-- Texto da página --
○ ○ ○ ○ ○ ○ ○

Sabe nadar... senhor?
 

Tenho um casal de filhos maravilhosos (ela, 23 anos... ele, 15). Para satisfazê-los, sou capaz de peripécias que fogem à normalidade cotidiana. Vencer o medo diante de aventuras mais radicais, por exemplo.

Ilustrando o sentimento de amor e despojamento à família, relatarei fato ocorrido há oito anos, que nunca me saiu da cabeça... E, assim será, enquanto consciência tiver!

É praxe... muitas famílias nordestinas conciliarem férias laborais, com as escolares dos filhos. No nosso caso, nos últimos quinze dias do mês de julho.

Como não somos criativos e nem temos "expertise" em planejamento turístico, por três anos consecutivos, escolhemos a acolhedora cidade de Fortaleza.

Inicialmente, pela relativa proximidade com Teresina (700 km)... bem como,
em virtude das suas belas e aconchegantes praias; pela quantidade de bons restaurantes; por andar a pé, gostosamente, na feirinha localizada na prainha do Náutico; pelos inúmeros passeios de trenzinho, na orla marítima... e, de bugre, na praia do Cumbuco. E, especialmente, pelo espetacular e concorrido “Beach Park”.

A ida ao “Beach Park”, sempre foi um dos pontos altos nas aventuras da capital alencarina. Gasta-se, de carro, cerca de 01 hora ou até um pouco mais, quando ocorrem engarrafamentos quilométricos... Ufa!!!

○ ○ ○ ○ ○ ○ ○

-- Linhas fornecidas --
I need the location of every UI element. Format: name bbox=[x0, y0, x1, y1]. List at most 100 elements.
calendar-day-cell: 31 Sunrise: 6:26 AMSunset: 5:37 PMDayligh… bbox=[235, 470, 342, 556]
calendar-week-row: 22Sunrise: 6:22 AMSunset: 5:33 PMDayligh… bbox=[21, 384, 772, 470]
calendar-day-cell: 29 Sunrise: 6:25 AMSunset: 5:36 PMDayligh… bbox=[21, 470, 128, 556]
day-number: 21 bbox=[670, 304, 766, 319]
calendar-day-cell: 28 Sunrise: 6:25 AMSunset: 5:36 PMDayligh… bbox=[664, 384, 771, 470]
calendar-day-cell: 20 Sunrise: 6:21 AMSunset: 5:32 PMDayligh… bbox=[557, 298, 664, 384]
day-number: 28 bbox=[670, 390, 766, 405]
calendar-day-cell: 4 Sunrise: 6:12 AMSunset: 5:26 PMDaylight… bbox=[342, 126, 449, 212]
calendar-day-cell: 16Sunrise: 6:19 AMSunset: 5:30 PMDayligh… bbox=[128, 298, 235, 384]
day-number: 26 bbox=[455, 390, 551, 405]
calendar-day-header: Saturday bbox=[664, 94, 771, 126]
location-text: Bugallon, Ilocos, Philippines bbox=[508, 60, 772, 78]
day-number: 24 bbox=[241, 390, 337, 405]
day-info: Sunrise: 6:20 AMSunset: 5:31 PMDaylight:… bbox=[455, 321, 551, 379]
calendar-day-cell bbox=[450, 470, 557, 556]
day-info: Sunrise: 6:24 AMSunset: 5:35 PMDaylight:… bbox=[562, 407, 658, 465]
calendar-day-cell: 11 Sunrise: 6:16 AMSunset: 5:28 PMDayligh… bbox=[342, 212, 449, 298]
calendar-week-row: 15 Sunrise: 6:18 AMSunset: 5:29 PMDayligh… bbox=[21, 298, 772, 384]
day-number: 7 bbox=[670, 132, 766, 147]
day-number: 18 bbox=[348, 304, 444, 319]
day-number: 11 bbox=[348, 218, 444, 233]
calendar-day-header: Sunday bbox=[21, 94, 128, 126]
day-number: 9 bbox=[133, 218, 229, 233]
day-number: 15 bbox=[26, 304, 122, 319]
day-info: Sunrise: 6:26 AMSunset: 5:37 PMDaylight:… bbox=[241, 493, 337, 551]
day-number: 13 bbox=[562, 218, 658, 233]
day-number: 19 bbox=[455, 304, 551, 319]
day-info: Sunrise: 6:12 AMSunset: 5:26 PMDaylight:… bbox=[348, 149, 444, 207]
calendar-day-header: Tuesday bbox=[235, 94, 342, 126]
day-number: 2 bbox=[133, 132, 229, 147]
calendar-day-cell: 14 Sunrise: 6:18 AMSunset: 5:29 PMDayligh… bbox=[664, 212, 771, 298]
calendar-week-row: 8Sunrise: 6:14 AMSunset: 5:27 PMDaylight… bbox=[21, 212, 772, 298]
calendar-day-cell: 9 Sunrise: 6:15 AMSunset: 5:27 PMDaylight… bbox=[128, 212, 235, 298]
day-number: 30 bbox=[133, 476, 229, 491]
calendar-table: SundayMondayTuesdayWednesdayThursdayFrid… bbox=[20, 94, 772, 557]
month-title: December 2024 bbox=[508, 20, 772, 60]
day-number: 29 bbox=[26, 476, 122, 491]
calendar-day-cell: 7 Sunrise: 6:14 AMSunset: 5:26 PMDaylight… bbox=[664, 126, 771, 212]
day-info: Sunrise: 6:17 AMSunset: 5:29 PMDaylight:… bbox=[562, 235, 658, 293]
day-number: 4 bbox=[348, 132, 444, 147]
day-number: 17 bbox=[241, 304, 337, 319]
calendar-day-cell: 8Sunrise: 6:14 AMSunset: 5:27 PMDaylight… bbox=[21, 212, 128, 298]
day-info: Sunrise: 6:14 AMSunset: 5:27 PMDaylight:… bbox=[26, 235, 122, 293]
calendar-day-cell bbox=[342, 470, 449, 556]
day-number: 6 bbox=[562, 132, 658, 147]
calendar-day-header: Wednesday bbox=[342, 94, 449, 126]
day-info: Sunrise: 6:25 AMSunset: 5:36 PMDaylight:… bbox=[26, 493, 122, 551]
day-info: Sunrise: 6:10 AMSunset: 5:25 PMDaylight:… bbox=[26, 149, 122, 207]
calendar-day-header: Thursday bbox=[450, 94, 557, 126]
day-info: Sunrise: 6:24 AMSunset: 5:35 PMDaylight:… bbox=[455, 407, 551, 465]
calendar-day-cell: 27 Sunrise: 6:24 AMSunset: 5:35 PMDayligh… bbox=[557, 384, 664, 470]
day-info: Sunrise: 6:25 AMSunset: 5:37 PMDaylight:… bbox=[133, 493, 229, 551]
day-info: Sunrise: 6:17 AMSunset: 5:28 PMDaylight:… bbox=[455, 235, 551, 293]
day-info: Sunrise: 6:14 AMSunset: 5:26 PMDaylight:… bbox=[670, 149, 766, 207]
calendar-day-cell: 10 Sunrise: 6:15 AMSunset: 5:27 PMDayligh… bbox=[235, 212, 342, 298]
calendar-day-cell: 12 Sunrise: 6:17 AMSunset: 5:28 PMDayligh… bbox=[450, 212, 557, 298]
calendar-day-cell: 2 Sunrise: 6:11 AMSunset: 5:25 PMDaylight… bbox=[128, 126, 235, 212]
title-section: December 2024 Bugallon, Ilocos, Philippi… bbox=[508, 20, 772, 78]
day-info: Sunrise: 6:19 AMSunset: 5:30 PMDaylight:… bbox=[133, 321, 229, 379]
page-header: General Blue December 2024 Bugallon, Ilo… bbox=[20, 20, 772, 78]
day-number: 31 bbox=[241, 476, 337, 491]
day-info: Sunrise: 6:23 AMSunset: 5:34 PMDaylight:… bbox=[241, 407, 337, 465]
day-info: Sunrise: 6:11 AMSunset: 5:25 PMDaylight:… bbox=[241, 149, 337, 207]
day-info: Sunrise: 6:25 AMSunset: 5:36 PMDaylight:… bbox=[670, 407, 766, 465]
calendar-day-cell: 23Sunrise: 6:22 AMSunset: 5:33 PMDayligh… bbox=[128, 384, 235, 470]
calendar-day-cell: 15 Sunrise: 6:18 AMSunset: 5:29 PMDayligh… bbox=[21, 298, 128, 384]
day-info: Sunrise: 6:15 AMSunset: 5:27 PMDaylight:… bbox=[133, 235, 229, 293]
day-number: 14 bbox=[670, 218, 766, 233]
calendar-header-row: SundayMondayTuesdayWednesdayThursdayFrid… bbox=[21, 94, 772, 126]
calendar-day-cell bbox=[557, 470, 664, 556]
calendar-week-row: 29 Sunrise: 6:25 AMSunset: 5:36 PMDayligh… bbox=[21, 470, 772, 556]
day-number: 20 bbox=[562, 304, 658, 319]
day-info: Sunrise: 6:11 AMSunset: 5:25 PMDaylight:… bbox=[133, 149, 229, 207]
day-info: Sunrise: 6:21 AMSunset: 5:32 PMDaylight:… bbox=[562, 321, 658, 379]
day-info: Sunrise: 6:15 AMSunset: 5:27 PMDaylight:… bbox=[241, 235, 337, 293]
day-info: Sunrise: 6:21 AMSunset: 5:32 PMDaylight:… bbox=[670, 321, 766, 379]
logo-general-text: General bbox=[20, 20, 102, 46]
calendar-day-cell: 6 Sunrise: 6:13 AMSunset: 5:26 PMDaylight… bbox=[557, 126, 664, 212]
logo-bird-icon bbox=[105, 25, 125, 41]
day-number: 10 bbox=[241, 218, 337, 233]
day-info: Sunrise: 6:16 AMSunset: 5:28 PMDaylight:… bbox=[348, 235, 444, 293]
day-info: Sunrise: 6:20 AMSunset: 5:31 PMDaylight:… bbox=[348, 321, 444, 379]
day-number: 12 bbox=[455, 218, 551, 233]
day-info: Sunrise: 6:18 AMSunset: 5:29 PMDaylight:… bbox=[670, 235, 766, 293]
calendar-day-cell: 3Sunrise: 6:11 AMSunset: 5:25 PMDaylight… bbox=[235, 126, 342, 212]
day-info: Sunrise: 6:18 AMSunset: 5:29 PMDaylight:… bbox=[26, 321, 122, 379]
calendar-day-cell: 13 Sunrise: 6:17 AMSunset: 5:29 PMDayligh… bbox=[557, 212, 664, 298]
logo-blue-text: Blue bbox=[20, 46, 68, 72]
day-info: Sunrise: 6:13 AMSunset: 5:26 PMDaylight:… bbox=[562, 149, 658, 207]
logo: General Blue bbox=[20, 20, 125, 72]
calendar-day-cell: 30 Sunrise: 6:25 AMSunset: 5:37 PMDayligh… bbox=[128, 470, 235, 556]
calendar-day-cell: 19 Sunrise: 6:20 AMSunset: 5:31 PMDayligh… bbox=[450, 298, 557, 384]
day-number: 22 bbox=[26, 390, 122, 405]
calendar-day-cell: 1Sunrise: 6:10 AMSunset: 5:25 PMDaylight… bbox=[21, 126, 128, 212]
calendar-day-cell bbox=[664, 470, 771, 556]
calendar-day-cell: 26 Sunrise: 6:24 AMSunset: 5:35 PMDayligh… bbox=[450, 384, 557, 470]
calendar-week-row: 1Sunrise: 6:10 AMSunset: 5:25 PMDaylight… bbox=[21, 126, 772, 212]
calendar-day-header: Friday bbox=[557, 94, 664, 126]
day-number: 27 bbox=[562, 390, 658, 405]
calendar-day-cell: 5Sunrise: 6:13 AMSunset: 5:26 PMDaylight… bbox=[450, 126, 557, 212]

○ ○ ○ ○ ○ ○ ○

-- Tarefas a fazer --
A. Liste todos os nomes próprios de lugares que aparecem no texto sobre as férias em Fortaleza.
B. Extraia do texto sobre as férias em Fortaleza o trecho que começa nas palavras "Tenho um casal" e vai até logo depois de "enquanto consciência tiver!".
As linhas são um material à parte e não têm relação com o texto.

-- Respostas --
A.
- Fortaleza
- Teresina
- prainha do Náutico
- praia do Cumbuco
- Beach Park

B.
Tenho um casal de filhos maravilhosos (ela, 23 anos... ele, 15). Para satisfazê-los, sou capaz de peripécias que fogem à normalidade cotidiana. Vencer o medo diante de aventuras mais radicais, por exemplo.

Ilustrando o sentimento de amor e despojamento à família, relatarei fato ocorrido há oito anos, que nunca me saiu da cabeça... E, assim será, enquanto consciência tiver!